(Problem description)
Copy all of the material below exactly.

(Stored records)
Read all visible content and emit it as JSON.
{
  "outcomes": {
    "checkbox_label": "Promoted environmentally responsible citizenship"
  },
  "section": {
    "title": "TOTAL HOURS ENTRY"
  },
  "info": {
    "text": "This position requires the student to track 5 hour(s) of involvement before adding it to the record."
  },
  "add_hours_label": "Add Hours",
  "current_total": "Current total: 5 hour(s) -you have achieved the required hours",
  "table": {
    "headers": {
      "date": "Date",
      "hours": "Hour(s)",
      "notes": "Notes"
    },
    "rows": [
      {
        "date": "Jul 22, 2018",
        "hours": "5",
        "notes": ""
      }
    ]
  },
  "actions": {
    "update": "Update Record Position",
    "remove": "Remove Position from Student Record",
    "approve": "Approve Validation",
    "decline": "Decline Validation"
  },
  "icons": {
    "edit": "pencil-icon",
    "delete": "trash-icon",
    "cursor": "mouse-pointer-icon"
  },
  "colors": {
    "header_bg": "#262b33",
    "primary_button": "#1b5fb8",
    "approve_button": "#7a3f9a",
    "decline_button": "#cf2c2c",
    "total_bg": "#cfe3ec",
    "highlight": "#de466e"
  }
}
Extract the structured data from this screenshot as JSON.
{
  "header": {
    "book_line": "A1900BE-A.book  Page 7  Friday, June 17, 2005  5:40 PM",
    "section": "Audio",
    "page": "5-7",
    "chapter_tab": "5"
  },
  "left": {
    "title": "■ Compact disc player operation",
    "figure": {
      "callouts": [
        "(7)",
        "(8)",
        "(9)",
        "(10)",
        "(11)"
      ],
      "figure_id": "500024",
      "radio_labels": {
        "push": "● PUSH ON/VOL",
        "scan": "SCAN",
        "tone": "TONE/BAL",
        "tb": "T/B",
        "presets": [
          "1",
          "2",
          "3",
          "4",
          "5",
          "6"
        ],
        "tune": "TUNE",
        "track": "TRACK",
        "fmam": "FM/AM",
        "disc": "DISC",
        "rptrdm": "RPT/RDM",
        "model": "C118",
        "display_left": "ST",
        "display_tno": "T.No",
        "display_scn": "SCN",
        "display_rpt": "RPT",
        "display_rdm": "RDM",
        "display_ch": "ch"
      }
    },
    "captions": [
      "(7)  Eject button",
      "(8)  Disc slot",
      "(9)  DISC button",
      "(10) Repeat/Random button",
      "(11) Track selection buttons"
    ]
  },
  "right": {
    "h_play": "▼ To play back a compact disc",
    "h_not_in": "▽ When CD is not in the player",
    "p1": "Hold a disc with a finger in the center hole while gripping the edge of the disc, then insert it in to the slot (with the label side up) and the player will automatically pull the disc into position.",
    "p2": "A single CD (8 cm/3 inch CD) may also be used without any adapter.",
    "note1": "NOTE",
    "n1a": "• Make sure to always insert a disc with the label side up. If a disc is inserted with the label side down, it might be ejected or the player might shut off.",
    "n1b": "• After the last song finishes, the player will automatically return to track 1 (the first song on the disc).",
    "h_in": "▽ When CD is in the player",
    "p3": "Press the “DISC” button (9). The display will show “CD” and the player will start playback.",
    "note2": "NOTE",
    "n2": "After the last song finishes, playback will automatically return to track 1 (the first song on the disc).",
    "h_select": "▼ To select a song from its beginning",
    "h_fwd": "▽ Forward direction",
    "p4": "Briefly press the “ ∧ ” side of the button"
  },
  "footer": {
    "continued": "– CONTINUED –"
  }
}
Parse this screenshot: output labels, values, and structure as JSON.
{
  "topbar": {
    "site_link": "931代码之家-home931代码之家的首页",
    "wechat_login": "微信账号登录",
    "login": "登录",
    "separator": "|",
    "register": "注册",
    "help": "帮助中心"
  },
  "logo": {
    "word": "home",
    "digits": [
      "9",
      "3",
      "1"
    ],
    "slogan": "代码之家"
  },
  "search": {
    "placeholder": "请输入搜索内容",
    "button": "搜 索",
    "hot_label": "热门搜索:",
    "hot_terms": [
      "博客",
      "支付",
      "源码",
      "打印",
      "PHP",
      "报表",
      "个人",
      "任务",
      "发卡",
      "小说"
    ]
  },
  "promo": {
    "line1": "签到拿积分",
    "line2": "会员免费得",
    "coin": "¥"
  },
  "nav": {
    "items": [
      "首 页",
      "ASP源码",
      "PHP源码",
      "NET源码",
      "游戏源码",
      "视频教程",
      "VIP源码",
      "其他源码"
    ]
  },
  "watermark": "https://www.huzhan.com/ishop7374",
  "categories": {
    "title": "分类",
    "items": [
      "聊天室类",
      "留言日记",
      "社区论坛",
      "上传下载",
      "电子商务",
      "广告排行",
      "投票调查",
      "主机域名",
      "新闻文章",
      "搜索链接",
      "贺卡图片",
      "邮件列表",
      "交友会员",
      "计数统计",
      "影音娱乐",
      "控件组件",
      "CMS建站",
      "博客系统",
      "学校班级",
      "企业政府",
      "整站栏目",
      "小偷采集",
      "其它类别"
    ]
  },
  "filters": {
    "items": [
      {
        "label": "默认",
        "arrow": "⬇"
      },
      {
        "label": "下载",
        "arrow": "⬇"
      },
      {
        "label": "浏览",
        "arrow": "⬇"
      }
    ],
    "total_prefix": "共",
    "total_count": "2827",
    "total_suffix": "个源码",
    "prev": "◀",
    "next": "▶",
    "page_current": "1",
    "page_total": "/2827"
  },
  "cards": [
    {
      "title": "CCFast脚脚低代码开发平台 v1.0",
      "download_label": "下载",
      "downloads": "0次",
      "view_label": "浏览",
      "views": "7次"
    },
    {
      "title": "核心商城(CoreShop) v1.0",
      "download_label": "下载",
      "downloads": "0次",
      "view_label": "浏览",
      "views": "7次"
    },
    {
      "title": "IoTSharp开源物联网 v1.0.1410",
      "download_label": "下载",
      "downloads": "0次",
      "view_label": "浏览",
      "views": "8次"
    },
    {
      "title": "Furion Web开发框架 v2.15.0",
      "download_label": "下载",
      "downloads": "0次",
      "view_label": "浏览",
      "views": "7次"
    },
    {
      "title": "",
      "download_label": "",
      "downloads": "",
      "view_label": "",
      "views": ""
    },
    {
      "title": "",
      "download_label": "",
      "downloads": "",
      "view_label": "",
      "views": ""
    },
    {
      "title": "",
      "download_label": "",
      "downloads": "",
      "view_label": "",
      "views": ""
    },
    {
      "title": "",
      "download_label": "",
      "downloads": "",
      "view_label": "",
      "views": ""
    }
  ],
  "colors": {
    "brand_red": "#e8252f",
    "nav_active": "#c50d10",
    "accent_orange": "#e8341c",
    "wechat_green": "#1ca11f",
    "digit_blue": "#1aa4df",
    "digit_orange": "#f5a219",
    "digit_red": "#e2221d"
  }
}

(Result for this task)
Read all visible content and emit it as JSON.
{
  "outcomes": {
    "checkbox_label": "Promoted environmentally responsible citizenship"
  },
  "section": {
    "title": "TOTAL HOURS ENTRY"
  },
  "info": {
    "text": "This position requires the student to track 5 hour(s) of involvement before adding it to the record."
  },
  "add_hours_label": "Add Hours",
  "current_total": "Current total: 5 hour(s) -you have achieved the required hours",
  "table": {
    "headers": {
      "date": "Date",
      "hours": "Hour(s)",
      "notes": "Notes"
    },
    "rows": [
      {
        "date": "Jul 22, 2018",
        "hours": "5",
        "notes": ""
      }
    ]
  },
  "actions": {
    "update": "Update Record Position",
    "remove": "Remove Position from Student Record",
    "approve": "Approve Validation",
    "decline": "Decline Validation"
  },
  "icons": {
    "edit": "pencil-icon",
    "delete": "trash-icon",
    "cursor": "mouse-pointer-icon"
  },
  "colors": {
    "header_bg": "#262b33",
    "primary_button": "#1b5fb8",
    "approve_button": "#7a3f9a",
    "decline_button": "#cf2c2c",
    "total_bg": "#cfe3ec",
    "highlight": "#de466e"
  }
}
Extract the structured data from this screenshot as JSON.
{
  "header": {
    "book_line": "A1900BE-A.book  Page 7  Friday, June 17, 2005  5:40 PM",
    "section": "Audio",
    "page": "5-7",
    "chapter_tab": "5"
  },
  "left": {
    "title": "■ Compact disc player operation",
    "figure": {
      "callouts": [
        "(7)",
        "(8)",
        "(9)",
        "(10)",
        "(11)"
      ],
      "figure_id": "500024",
      "radio_labels": {
        "push": "● PUSH ON/VOL",
        "scan": "SCAN",
        "tone": "TONE/BAL",
        "tb": "T/B",
        "presets": [
          "1",
          "2",
          "3",
          "4",
          "5",
          "6"
        ],
        "tune": "TUNE",
        "track": "TRACK",
        "fmam": "FM/AM",
        "disc": "DISC",
        "rptrdm": "RPT/RDM",
        "model": "C118",
        "display_left": "ST",
        "display_tno": "T.No",
        "display_scn": "SCN",
        "display_rpt": "RPT",
        "display_rdm": "RDM",
        "display_ch": "ch"
      }
    },
    "captions": [
      "(7)  Eject button",
      "(8)  Disc slot",
      "(9)  DISC button",
      "(10) Repeat/Random button",
      "(11) Track selection buttons"
    ]
  },
  "right": {
    "h_play": "▼ To play back a compact disc",
    "h_not_in": "▽ When CD is not in the player",
    "p1": "Hold a disc with a finger in the center hole while gripping the edge of the disc, then insert it in to the slot (with the label side up) and the player will automatically pull the disc into position.",
    "p2": "A single CD (8 cm/3 inch CD) may also be used without any adapter.",
    "note1": "NOTE",
    "n1a": "• Make sure to always insert a disc with the label side up. If a disc is inserted with the label side down, it might be ejected or the player might shut off.",
    "n1b": "• After the last song finishes, the player will automatically return to track 1 (the first song on the disc).",
    "h_in": "▽ When CD is in the player",
    "p3": "Press the “DISC” button (9). The display will show “CD” and the player will start playback.",
    "note2": "NOTE",
    "n2": "After the last song finishes, playback will automatically return to track 1 (the first song on the disc).",
    "h_select": "▼ To select a song from its beginning",
    "h_fwd": "▽ Forward direction",
    "p4": "Briefly press the “ ∧ ” side of the button"
  },
  "footer": {
    "continued": "– CONTINUED –"
  }
}
Parse this screenshot: output labels, values, and structure as JSON.
{
  "topbar": {
    "site_link": "931代码之家-home931代码之家的首页",
    "wechat_login": "微信账号登录",
    "login": "登录",
    "separator": "|",
    "register": "注册",
    "help": "帮助中心"
  },
  "logo": {
    "word": "home",
    "digits": [
      "9",
      "3",
      "1"
    ],
    "slogan": "代码之家"
  },
  "search": {
    "placeholder": "请输入搜索内容",
    "button": "搜 索",
    "hot_label": "热门搜索:",
    "hot_terms": [
      "博客",
      "支付",
      "源码",
      "打印",
      "PHP",
      "报表",
      "个人",
      "任务",
      "发卡",
      "小说"
    ]
  },
  "promo": {
    "line1": "签到拿积分",
    "line2": "会员免费得",
    "coin": "¥"
  },
  "nav": {
    "items": [
      "首 页",
      "ASP源码",
      "PHP源码",
      "NET源码",
      "游戏源码",
      "视频教程",
      "VIP源码",
      "其他源码"
    ]
  },
  "watermark": "https://www.huzhan.com/ishop7374",
  "categories": {
    "title": "分类",
    "items": [
      "聊天室类",
      "留言日记",
      "社区论坛",
      "上传下载",
      "电子商务",
      "广告排行",
      "投票调查",
      "主机域名",
      "新闻文章",
      "搜索链接",
      "贺卡图片",
      "邮件列表",
      "交友会员",
      "计数统计",
      "影音娱乐",
      "控件组件",
      "CMS建站",
      "博客系统",
      "学校班级",
      "企业政府",
      "整站栏目",
      "小偷采集",
      "其它类别"
    ]
  },
  "filters": {
    "items": [
      {
        "label": "默认",
        "arrow": "⬇"
      },
      {
        "label": "下载",
        "arrow": "⬇"
      },
      {
        "label": "浏览",
        "arrow": "⬇"
      }
    ],
    "total_prefix": "共",
    "total_count": "2827",
    "total_suffix": "个源码",
    "prev": "◀",
    "next": "▶",
    "page_current": "1",
    "page_total": "/2827"
  },
  "cards": [
    {
      "title": "CCFast脚脚低代码开发平台 v1.0",
      "download_label": "下载",
      "downloads": "0次",
      "view_label": "浏览",
      "views": "7次"
    },
    {
      "title": "核心商城(CoreShop) v1.0",
      "download_label": "下载",
      "downloads": "0次",
      "view_label": "浏览",
      "views": "7次"
    },
    {
      "title": "IoTSharp开源物联网 v1.0.1410",
      "download_label": "下载",
      "downloads": "0次",
      "view_label": "浏览",
      "views": "8次"
    },
    {
      "title": "Furion Web开发框架 v2.15.0",
      "download_label": "下载",
      "downloads": "0次",
      "view_label": "浏览",
      "views": "7次"
    },
    {
      "title": "",
      "download_label": "",
      "downloads": "",
      "view_label": "",
      "views": ""
    },
    {
      "title": "",
      "download_label": "",
      "downloads": "",
      "view_label": "",
      "views": ""
    },
    {
      "title": "",
      "download_label": "",
      "downloads": "",
      "view_label": "",
      "views": ""
    },
    {
      "title": "",
      "download_label": "",
      "downloads": "",
      "view_label": "",
      "views": ""
    }
  ],
  "colors": {
    "brand_red": "#e8252f",
    "nav_active": "#c50d10",
    "accent_orange": "#e8341c",
    "wechat_green": "#1ca11f",
    "digit_blue": "#1aa4df",
    "digit_orange": "#f5a219",
    "digit_red": "#e2221d"
  }
}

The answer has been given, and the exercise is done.